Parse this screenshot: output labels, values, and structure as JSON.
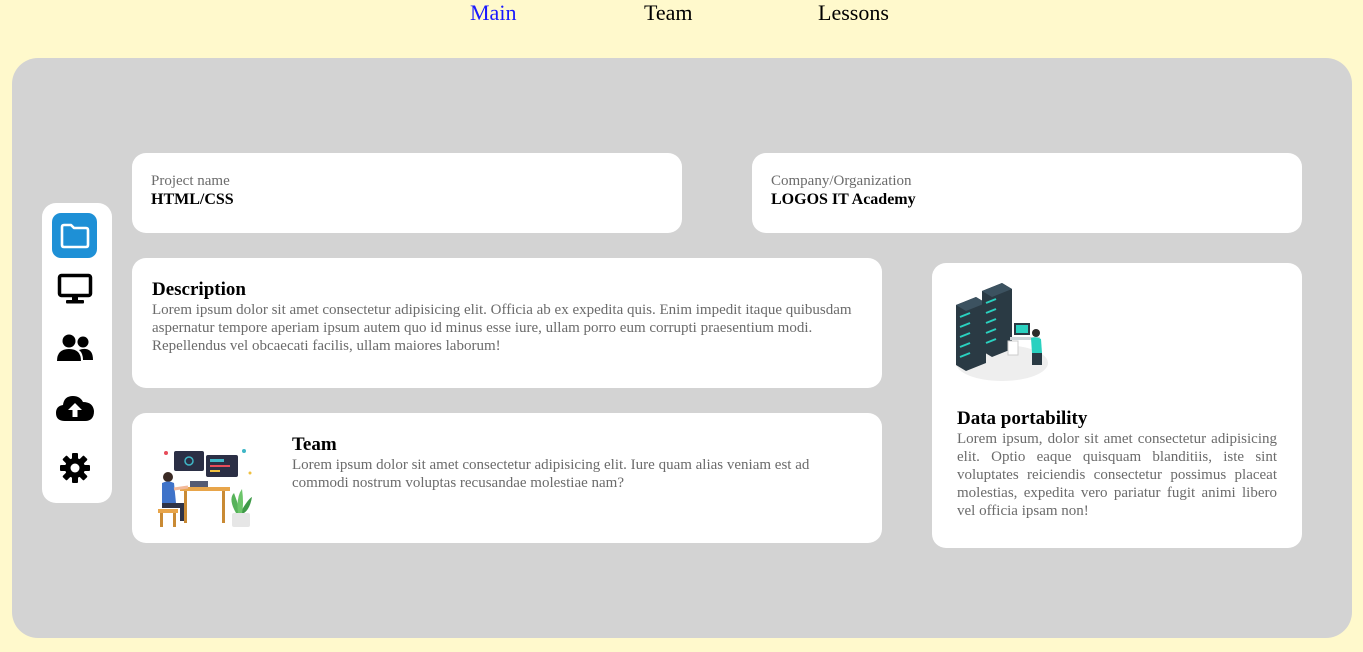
{
  "nav": {
    "main": "Main",
    "team": "Team",
    "lessons": "Lessons"
  },
  "sidebar": {
    "items": [
      {
        "icon": "folder-icon",
        "active": true
      },
      {
        "icon": "monitor-icon",
        "active": false
      },
      {
        "icon": "users-icon",
        "active": false
      },
      {
        "icon": "cloud-upload-icon",
        "active": false
      },
      {
        "icon": "gear-icon",
        "active": false
      }
    ],
    "active_color": "#1e90d6"
  },
  "project": {
    "label": "Project name",
    "value": "HTML/CSS"
  },
  "company": {
    "label": "Company/Organization",
    "value": "LOGOS IT Academy"
  },
  "description": {
    "title": "Description",
    "text": "Lorem ipsum dolor sit amet consectetur adipisicing elit. Officia ab ex expedita quis. Enim impedit itaque quibusdam aspernatur tempore aperiam ipsum autem quo id minus esse iure, ullam porro eum corrupti praesentium modi. Repellendus vel obcaecati facilis, ullam maiores laborum!"
  },
  "team": {
    "title": "Team",
    "text": "Lorem ipsum dolor sit amet consectetur adipisicing elit. Iure quam alias veniam est ad commodi nostrum voluptas recusandae molestiae nam?"
  },
  "portability": {
    "title": "Data portability",
    "text": "Lorem ipsum, dolor sit amet consectetur adipisicing elit. Optio eaque quisquam blanditiis, iste sint voluptates reiciendis consectetur possimus placeat molestias, expedita vero pariatur fugit animi libero vel officia ipsam non!"
  },
  "colors": {
    "background": "#fff9cc",
    "panel": "#d3d3d3",
    "active_link": "#1a1aff"
  }
}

#####

PROBLEM TO SOLVE →
All of the records above must be copied exactly, except for the pictures.

ANSWER BELOW →
Parse this screenshot: output labels, values, and structure as JSON.
{
  "nav": {
    "main": "Main",
    "team": "Team",
    "lessons": "Lessons"
  },
  "sidebar": {
    "items": [
      {
        "icon": "folder-icon",
        "active": true
      },
      {
        "icon": "monitor-icon",
        "active": false
      },
      {
        "icon": "users-icon",
        "active": false
      },
      {
        "icon": "cloud-upload-icon",
        "active": false
      },
      {
        "icon": "gear-icon",
        "active": false
      }
    ],
    "active_color": "#1e90d6"
  },
  "project": {
    "label": "Project name",
    "value": "HTML/CSS"
  },
  "company": {
    "label": "Company/Organization",
    "value": "LOGOS IT Academy"
  },
  "description": {
    "title": "Description",
    "text": "Lorem ipsum dolor sit amet consectetur adipisicing elit. Officia ab ex expedita quis. Enim impedit itaque quibusdam aspernatur tempore aperiam ipsum autem quo id minus esse iure, ullam porro eum corrupti praesentium modi. Repellendus vel obcaecati facilis, ullam maiores laborum!"
  },
  "team": {
    "title": "Team",
    "text": "Lorem ipsum dolor sit amet consectetur adipisicing elit. Iure quam alias veniam est ad commodi nostrum voluptas recusandae molestiae nam?"
  },
  "portability": {
    "title": "Data portability",
    "text": "Lorem ipsum, dolor sit amet consectetur adipisicing elit. Optio eaque quisquam blanditiis, iste sint voluptates reiciendis consectetur possimus placeat molestias, expedita vero pariatur fugit animi libero vel officia ipsam non!"
  },
  "colors": {
    "background": "#fff9cc",
    "panel": "#d3d3d3",
    "active_link": "#1a1aff"
  }
}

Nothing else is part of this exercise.